Direction
The data must be written out once more, precisely as given.

[Saved data entries]
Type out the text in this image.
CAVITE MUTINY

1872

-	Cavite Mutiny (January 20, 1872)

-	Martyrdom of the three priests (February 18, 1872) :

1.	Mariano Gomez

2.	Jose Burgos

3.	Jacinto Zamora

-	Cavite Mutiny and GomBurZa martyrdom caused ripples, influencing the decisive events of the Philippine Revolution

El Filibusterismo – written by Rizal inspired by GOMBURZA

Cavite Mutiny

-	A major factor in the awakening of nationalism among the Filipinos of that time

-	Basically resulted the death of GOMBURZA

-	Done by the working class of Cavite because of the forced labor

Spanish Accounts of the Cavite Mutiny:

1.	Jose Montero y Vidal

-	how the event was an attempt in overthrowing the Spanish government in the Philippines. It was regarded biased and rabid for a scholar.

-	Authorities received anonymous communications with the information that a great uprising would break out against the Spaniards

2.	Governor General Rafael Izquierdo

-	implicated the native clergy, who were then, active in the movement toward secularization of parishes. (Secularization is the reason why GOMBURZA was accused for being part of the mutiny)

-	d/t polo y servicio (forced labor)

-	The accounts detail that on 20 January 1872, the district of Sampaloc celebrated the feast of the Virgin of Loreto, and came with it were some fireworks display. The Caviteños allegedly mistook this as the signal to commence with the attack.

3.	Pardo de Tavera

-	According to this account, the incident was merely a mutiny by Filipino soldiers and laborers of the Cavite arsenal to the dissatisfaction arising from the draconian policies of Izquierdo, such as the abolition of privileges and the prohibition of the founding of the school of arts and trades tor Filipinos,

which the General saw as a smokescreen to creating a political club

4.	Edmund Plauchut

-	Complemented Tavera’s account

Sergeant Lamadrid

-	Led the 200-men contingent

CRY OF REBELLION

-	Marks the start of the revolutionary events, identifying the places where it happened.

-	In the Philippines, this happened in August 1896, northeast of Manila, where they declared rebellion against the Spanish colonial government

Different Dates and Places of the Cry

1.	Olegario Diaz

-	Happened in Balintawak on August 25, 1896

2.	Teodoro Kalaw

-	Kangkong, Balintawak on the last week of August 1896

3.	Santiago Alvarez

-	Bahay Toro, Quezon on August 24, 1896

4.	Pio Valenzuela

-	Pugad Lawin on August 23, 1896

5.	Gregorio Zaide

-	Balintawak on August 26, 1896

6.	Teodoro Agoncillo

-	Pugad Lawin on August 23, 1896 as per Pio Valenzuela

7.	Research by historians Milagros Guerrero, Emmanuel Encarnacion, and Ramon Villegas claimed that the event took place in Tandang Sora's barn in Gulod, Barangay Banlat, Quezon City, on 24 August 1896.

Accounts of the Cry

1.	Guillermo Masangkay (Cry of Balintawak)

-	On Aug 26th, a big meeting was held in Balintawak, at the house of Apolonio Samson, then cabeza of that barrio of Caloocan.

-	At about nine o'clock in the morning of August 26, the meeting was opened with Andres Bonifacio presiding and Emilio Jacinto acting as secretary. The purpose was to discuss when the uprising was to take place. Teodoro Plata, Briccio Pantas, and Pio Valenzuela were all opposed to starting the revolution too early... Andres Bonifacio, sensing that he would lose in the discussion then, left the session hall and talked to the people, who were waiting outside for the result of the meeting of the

Exercise response
Type out the text in this image.
CAVITE MUTINY

1872

-	Cavite Mutiny (January 20, 1872)

-	Martyrdom of the three priests (February 18, 1872) :

1.	Mariano Gomez

2.	Jose Burgos

3.	Jacinto Zamora

-	Cavite Mutiny and GomBurZa martyrdom caused ripples, influencing the decisive events of the Philippine Revolution

El Filibusterismo – written by Rizal inspired by GOMBURZA

Cavite Mutiny

-	A major factor in the awakening of nationalism among the Filipinos of that time

-	Basically resulted the death of GOMBURZA

-	Done by the working class of Cavite because of the forced labor

Spanish Accounts of the Cavite Mutiny:

1.	Jose Montero y Vidal

-	how the event was an attempt in overthrowing the Spanish government in the Philippines. It was regarded biased and rabid for a scholar.

-	Authorities received anonymous communications with the information that a great uprising would break out against the Spaniards

2.	Governor General Rafael Izquierdo

-	implicated the native clergy, who were then, active in the movement toward secularization of parishes. (Secularization is the reason why GOMBURZA was accused for being part of the mutiny)

-	d/t polo y servicio (forced labor)

-	The accounts detail that on 20 January 1872, the district of Sampaloc celebrated the feast of the Virgin of Loreto, and came with it were some fireworks display. The Caviteños allegedly mistook this as the signal to commence with the attack.

3.	Pardo de Tavera

-	According to this account, the incident was merely a mutiny by Filipino soldiers and laborers of the Cavite arsenal to the dissatisfaction arising from the draconian policies of Izquierdo, such as the abolition of privileges and the prohibition of the founding of the school of arts and trades tor Filipinos,

which the General saw as a smokescreen to creating a political club

4.	Edmund Plauchut

-	Complemented Tavera’s account

Sergeant Lamadrid

-	Led the 200-men contingent

CRY OF REBELLION

-	Marks the start of the revolutionary events, identifying the places where it happened.

-	In the Philippines, this happened in August 1896, northeast of Manila, where they declared rebellion against the Spanish colonial government

Different Dates and Places of the Cry

1.	Olegario Diaz

-	Happened in Balintawak on August 25, 1896

2.	Teodoro Kalaw

-	Kangkong, Balintawak on the last week of August 1896

3.	Santiago Alvarez

-	Bahay Toro, Quezon on August 24, 1896

4.	Pio Valenzuela

-	Pugad Lawin on August 23, 1896

5.	Gregorio Zaide

-	Balintawak on August 26, 1896

6.	Teodoro Agoncillo

-	Pugad Lawin on August 23, 1896 as per Pio Valenzuela

7.	Research by historians Milagros Guerrero, Emmanuel Encarnacion, and Ramon Villegas claimed that the event took place in Tandang Sora's barn in Gulod, Barangay Banlat, Quezon City, on 24 August 1896.

Accounts of the Cry

1.	Guillermo Masangkay (Cry of Balintawak)

-	On Aug 26th, a big meeting was held in Balintawak, at the house of Apolonio Samson, then cabeza of that barrio of Caloocan.

-	At about nine o'clock in the morning of August 26, the meeting was opened with Andres Bonifacio presiding and Emilio Jacinto acting as secretary. The purpose was to discuss when the uprising was to take place. Teodoro Plata, Briccio Pantas, and Pio Valenzuela were all opposed to starting the revolution too early... Andres Bonifacio, sensing that he would lose in the discussion then, left the session hall and talked to the people, who were waiting outside for the result of the meeting of the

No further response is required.